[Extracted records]
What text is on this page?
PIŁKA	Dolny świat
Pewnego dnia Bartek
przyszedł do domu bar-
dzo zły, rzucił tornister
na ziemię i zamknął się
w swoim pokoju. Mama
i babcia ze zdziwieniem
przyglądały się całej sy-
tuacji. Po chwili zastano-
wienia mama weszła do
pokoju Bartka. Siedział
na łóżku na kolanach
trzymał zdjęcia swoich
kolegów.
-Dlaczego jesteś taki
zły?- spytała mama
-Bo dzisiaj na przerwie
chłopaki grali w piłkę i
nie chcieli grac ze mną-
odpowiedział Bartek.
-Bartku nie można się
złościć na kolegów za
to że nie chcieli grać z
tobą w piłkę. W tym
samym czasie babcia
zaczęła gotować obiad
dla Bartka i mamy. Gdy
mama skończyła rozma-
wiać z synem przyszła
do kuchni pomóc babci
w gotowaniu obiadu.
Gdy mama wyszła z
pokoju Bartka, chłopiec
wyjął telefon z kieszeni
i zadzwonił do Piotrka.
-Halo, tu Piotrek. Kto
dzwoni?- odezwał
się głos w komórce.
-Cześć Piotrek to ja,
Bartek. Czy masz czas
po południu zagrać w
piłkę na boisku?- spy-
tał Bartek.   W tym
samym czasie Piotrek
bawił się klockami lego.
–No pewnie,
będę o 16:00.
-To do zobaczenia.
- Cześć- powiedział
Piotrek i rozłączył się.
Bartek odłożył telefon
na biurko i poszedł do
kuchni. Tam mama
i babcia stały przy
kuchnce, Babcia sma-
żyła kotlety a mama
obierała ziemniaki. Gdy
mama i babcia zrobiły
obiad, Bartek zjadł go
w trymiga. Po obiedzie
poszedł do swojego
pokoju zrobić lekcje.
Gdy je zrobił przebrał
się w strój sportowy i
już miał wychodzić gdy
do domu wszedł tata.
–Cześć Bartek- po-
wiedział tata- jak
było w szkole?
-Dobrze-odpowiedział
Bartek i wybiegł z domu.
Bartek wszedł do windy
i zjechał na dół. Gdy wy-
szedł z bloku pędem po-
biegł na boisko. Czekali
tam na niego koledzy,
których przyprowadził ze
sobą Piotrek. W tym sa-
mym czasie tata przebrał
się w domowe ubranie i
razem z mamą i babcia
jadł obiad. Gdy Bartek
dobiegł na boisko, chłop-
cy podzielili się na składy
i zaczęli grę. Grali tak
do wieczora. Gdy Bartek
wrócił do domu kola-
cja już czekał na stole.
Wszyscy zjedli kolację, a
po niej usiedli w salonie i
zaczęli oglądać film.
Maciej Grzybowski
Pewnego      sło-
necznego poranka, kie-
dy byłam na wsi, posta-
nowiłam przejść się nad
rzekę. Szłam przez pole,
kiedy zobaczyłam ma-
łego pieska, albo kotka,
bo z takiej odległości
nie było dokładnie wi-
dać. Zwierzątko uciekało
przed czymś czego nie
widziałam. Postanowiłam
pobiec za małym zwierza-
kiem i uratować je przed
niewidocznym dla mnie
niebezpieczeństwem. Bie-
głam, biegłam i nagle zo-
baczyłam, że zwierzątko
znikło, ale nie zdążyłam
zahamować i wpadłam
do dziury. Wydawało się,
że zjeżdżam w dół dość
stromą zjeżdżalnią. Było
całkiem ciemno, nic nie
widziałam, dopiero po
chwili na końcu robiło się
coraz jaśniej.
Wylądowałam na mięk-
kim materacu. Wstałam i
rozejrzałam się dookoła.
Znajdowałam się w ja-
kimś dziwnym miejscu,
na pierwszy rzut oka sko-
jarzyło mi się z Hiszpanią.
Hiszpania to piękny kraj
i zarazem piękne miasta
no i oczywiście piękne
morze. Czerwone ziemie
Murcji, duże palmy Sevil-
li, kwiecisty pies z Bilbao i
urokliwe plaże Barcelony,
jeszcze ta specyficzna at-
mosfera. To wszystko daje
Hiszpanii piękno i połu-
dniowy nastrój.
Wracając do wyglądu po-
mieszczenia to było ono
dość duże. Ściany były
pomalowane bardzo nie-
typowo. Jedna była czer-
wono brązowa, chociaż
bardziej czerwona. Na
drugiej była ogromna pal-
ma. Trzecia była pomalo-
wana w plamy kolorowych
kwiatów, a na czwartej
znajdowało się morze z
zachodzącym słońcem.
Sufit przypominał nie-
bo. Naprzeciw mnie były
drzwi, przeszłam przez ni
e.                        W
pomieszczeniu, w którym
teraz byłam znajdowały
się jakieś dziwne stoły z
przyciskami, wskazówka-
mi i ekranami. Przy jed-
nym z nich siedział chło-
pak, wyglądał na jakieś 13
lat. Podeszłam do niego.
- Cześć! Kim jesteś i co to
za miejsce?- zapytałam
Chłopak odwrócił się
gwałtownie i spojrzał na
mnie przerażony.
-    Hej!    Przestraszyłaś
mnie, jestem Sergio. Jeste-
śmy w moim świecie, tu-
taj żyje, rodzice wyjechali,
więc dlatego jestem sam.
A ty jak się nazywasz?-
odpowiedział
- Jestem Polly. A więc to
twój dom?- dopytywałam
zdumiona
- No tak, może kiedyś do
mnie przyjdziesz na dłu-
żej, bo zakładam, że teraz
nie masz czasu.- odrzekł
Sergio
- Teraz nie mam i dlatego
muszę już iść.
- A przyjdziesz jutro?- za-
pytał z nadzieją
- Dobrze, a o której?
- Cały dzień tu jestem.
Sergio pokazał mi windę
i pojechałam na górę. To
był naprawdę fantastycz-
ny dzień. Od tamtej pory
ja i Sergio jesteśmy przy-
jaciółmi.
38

→ **DIRECTIVE**
Go through the records above and set each one down exactly, please.

→ **TASK RESULT**
What text is on this page?
PIŁKA	Dolny świat
Pewnego dnia Bartek
przyszedł do domu bar-
dzo zły, rzucił tornister
na ziemię i zamknął się
w swoim pokoju. Mama
i babcia ze zdziwieniem
przyglądały się całej sy-
tuacji. Po chwili zastano-
wienia mama weszła do
pokoju Bartka. Siedział
na łóżku na kolanach
trzymał zdjęcia swoich
kolegów.
-Dlaczego jesteś taki
zły?- spytała mama
-Bo dzisiaj na przerwie
chłopaki grali w piłkę i
nie chcieli grac ze mną-
odpowiedział Bartek.
-Bartku nie można się
złościć na kolegów za
to że nie chcieli grać z
tobą w piłkę. W tym
samym czasie babcia
zaczęła gotować obiad
dla Bartka i mamy. Gdy
mama skończyła rozma-
wiać z synem przyszła
do kuchni pomóc babci
w gotowaniu obiadu.
Gdy mama wyszła z
pokoju Bartka, chłopiec
wyjął telefon z kieszeni
i zadzwonił do Piotrka.
-Halo, tu Piotrek. Kto
dzwoni?- odezwał
się głos w komórce.
-Cześć Piotrek to ja,
Bartek. Czy masz czas
po południu zagrać w
piłkę na boisku?- spy-
tał Bartek.   W tym
samym czasie Piotrek
bawił się klockami lego.
–No pewnie,
będę o 16:00.
-To do zobaczenia.
- Cześć- powiedział
Piotrek i rozłączył się.
Bartek odłożył telefon
na biurko i poszedł do
kuchni. Tam mama
i babcia stały przy
kuchnce, Babcia sma-
żyła kotlety a mama
obierała ziemniaki. Gdy
mama i babcia zrobiły
obiad, Bartek zjadł go
w trymiga. Po obiedzie
poszedł do swojego
pokoju zrobić lekcje.
Gdy je zrobił przebrał
się w strój sportowy i
już miał wychodzić gdy
do domu wszedł tata.
–Cześć Bartek- po-
wiedział tata- jak
było w szkole?
-Dobrze-odpowiedział
Bartek i wybiegł z domu.
Bartek wszedł do windy
i zjechał na dół. Gdy wy-
szedł z bloku pędem po-
biegł na boisko. Czekali
tam na niego koledzy,
których przyprowadził ze
sobą Piotrek. W tym sa-
mym czasie tata przebrał
się w domowe ubranie i
razem z mamą i babcia
jadł obiad. Gdy Bartek
dobiegł na boisko, chłop-
cy podzielili się na składy
i zaczęli grę. Grali tak
do wieczora. Gdy Bartek
wrócił do domu kola-
cja już czekał na stole.
Wszyscy zjedli kolację, a
po niej usiedli w salonie i
zaczęli oglądać film.
Maciej Grzybowski
Pewnego      sło-
necznego poranka, kie-
dy byłam na wsi, posta-
nowiłam przejść się nad
rzekę. Szłam przez pole,
kiedy zobaczyłam ma-
łego pieska, albo kotka,
bo z takiej odległości
nie było dokładnie wi-
dać. Zwierzątko uciekało
przed czymś czego nie
widziałam. Postanowiłam
pobiec za małym zwierza-
kiem i uratować je przed
niewidocznym dla mnie
niebezpieczeństwem. Bie-
głam, biegłam i nagle zo-
baczyłam, że zwierzątko
znikło, ale nie zdążyłam
zahamować i wpadłam
do dziury. Wydawało się,
że zjeżdżam w dół dość
stromą zjeżdżalnią. Było
całkiem ciemno, nic nie
widziałam, dopiero po
chwili na końcu robiło się
coraz jaśniej.
Wylądowałam na mięk-
kim materacu. Wstałam i
rozejrzałam się dookoła.
Znajdowałam się w ja-
kimś dziwnym miejscu,
na pierwszy rzut oka sko-
jarzyło mi się z Hiszpanią.
Hiszpania to piękny kraj
i zarazem piękne miasta
no i oczywiście piękne
morze. Czerwone ziemie
Murcji, duże palmy Sevil-
li, kwiecisty pies z Bilbao i
urokliwe plaże Barcelony,
jeszcze ta specyficzna at-
mosfera. To wszystko daje
Hiszpanii piękno i połu-
dniowy nastrój.
Wracając do wyglądu po-
mieszczenia to było ono
dość duże. Ściany były
pomalowane bardzo nie-
typowo. Jedna była czer-
wono brązowa, chociaż
bardziej czerwona. Na
drugiej była ogromna pal-
ma. Trzecia była pomalo-
wana w plamy kolorowych
kwiatów, a na czwartej
znajdowało się morze z
zachodzącym słońcem.
Sufit przypominał nie-
bo. Naprzeciw mnie były
drzwi, przeszłam przez ni
e.                        W
pomieszczeniu, w którym
teraz byłam znajdowały
się jakieś dziwne stoły z
przyciskami, wskazówka-
mi i ekranami. Przy jed-
nym z nich siedział chło-
pak, wyglądał na jakieś 13
lat. Podeszłam do niego.
- Cześć! Kim jesteś i co to
za miejsce?- zapytałam
Chłopak odwrócił się
gwałtownie i spojrzał na
mnie przerażony.
-    Hej!    Przestraszyłaś
mnie, jestem Sergio. Jeste-
śmy w moim świecie, tu-
taj żyje, rodzice wyjechali,
więc dlatego jestem sam.
A ty jak się nazywasz?-
odpowiedział
- Jestem Polly. A więc to
twój dom?- dopytywałam
zdumiona
- No tak, może kiedyś do
mnie przyjdziesz na dłu-
żej, bo zakładam, że teraz
nie masz czasu.- odrzekł
Sergio
- Teraz nie mam i dlatego
muszę już iść.
- A przyjdziesz jutro?- za-
pytał z nadzieją
- Dobrze, a o której?
- Cały dzień tu jestem.
Sergio pokazał mi windę
i pojechałam na górę. To
był naprawdę fantastycz-
ny dzień. Od tamtej pory
ja i Sergio jesteśmy przy-
jaciółmi.
38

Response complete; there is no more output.